▶ EXERCISE DESCRIPTION:
Locate each line with the string "Incremental" in the listing below and copy it.

▶ RECORDS FOR THE TASK:
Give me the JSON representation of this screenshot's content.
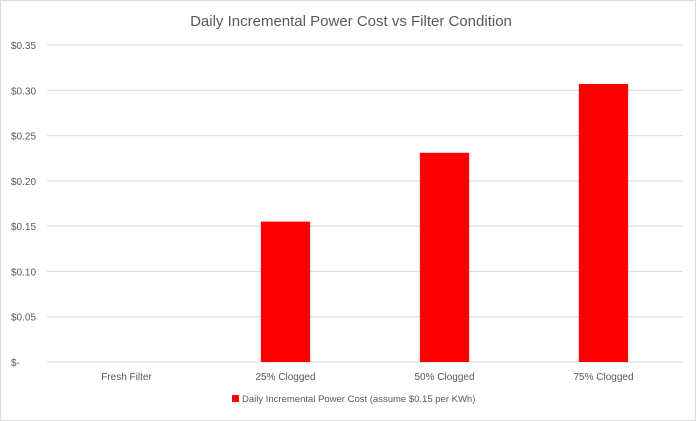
{
  "chart_data": {
    "type": "bar",
    "title": "Daily Incremental Power Cost  vs Filter Condition",
    "xlabel": "",
    "ylabel": "",
    "categories": [
      "Fresh Filter",
      "25% Clogged",
      "50% Clogged",
      "75% Clogged"
    ],
    "series": [
      {
        "name": "Daily Incremental Power Cost (assume $0.15 per KWh)",
        "values": [
          0,
          0.155,
          0.231,
          0.307
        ],
        "color": "#ff0000"
      }
    ],
    "ylim": [
      0,
      0.35
    ],
    "yticks": [
      0,
      0.05,
      0.1,
      0.15,
      0.2,
      0.25,
      0.3,
      0.35
    ],
    "ytick_labels": [
      "$-",
      "$0.05",
      "$0.10",
      "$0.15",
      "$0.20",
      "$0.25",
      "$0.30",
      "$0.35"
    ],
    "grid": true,
    "legend": "bottom",
    "colors": {
      "gridline": "#d9d9d9",
      "text": "#595959"
    }
  }
}
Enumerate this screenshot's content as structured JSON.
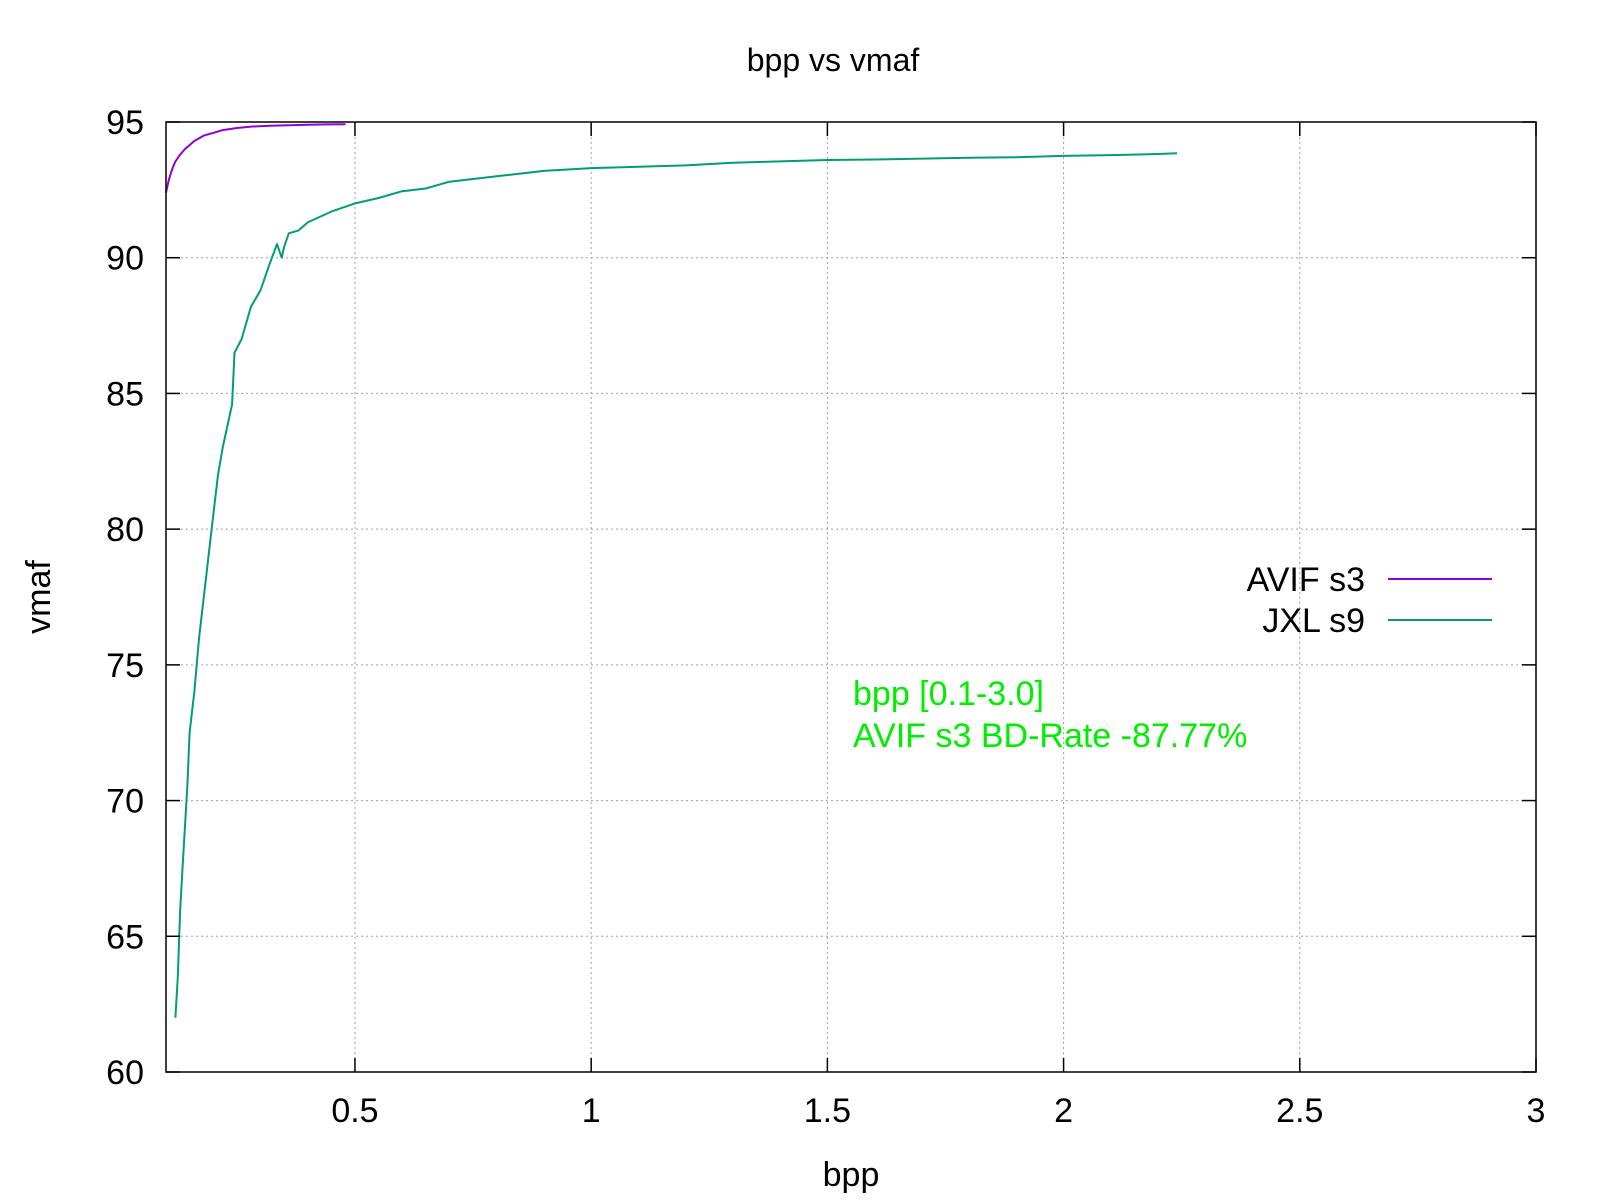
{
  "chart_data": {
    "type": "line",
    "title": "bpp vs vmaf",
    "xlabel": "bpp",
    "ylabel": "vmaf",
    "xlim": [
      0.1,
      3.0
    ],
    "ylim": [
      60,
      95
    ],
    "xticks": [
      0.5,
      1,
      1.5,
      2,
      2.5,
      3
    ],
    "xtick_labels": [
      "0.5",
      "1",
      "1.5",
      "2",
      "2.5",
      "3"
    ],
    "yticks": [
      60,
      65,
      70,
      75,
      80,
      85,
      90,
      95
    ],
    "ytick_labels": [
      "60",
      "65",
      "70",
      "75",
      "80",
      "85",
      "90",
      "95"
    ],
    "grid": true,
    "legend_position": "right",
    "annotations": [
      "bpp [0.1-3.0]",
      "AVIF s3 BD-Rate -87.77%"
    ],
    "annotation_color": "#00ee00",
    "series": [
      {
        "name": "AVIF s3",
        "color": "#9400d3",
        "points": [
          [
            0.1,
            92.4
          ],
          [
            0.105,
            92.8
          ],
          [
            0.11,
            93.1
          ],
          [
            0.115,
            93.35
          ],
          [
            0.12,
            93.55
          ],
          [
            0.13,
            93.8
          ],
          [
            0.14,
            94.0
          ],
          [
            0.15,
            94.15
          ],
          [
            0.16,
            94.3
          ],
          [
            0.17,
            94.4
          ],
          [
            0.18,
            94.5
          ],
          [
            0.2,
            94.6
          ],
          [
            0.22,
            94.7
          ],
          [
            0.25,
            94.78
          ],
          [
            0.28,
            94.83
          ],
          [
            0.32,
            94.86
          ],
          [
            0.36,
            94.88
          ],
          [
            0.4,
            94.9
          ],
          [
            0.44,
            94.91
          ],
          [
            0.48,
            94.92
          ]
        ]
      },
      {
        "name": "JXL s9",
        "color": "#009e73",
        "points": [
          [
            0.12,
            62.0
          ],
          [
            0.125,
            63.5
          ],
          [
            0.13,
            66.0
          ],
          [
            0.135,
            67.5
          ],
          [
            0.14,
            69.0
          ],
          [
            0.145,
            70.5
          ],
          [
            0.15,
            72.5
          ],
          [
            0.16,
            74.0
          ],
          [
            0.17,
            76.0
          ],
          [
            0.18,
            77.5
          ],
          [
            0.19,
            79.0
          ],
          [
            0.2,
            80.5
          ],
          [
            0.21,
            82.0
          ],
          [
            0.22,
            83.0
          ],
          [
            0.23,
            83.8
          ],
          [
            0.24,
            84.6
          ],
          [
            0.245,
            86.5
          ],
          [
            0.26,
            87.0
          ],
          [
            0.27,
            87.6
          ],
          [
            0.28,
            88.2
          ],
          [
            0.3,
            88.8
          ],
          [
            0.32,
            89.8
          ],
          [
            0.335,
            90.5
          ],
          [
            0.345,
            90.0
          ],
          [
            0.35,
            90.4
          ],
          [
            0.36,
            90.9
          ],
          [
            0.38,
            91.0
          ],
          [
            0.4,
            91.3
          ],
          [
            0.45,
            91.7
          ],
          [
            0.5,
            92.0
          ],
          [
            0.55,
            92.2
          ],
          [
            0.6,
            92.45
          ],
          [
            0.65,
            92.55
          ],
          [
            0.7,
            92.8
          ],
          [
            0.75,
            92.9
          ],
          [
            0.8,
            93.0
          ],
          [
            0.85,
            93.1
          ],
          [
            0.9,
            93.2
          ],
          [
            1.0,
            93.3
          ],
          [
            1.1,
            93.35
          ],
          [
            1.2,
            93.4
          ],
          [
            1.3,
            93.5
          ],
          [
            1.4,
            93.55
          ],
          [
            1.5,
            93.6
          ],
          [
            1.6,
            93.62
          ],
          [
            1.7,
            93.65
          ],
          [
            1.8,
            93.68
          ],
          [
            1.9,
            93.7
          ],
          [
            2.0,
            93.75
          ],
          [
            2.1,
            93.78
          ],
          [
            2.2,
            93.82
          ],
          [
            2.24,
            93.85
          ]
        ]
      }
    ]
  }
}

▶ RESPONSE TO THIS EXERCISE:
    "title": "Daily Incremental Power Cost  vs Filter Condition",
        "name": "Daily Incremental Power Cost (assume $0.15 per KWh)",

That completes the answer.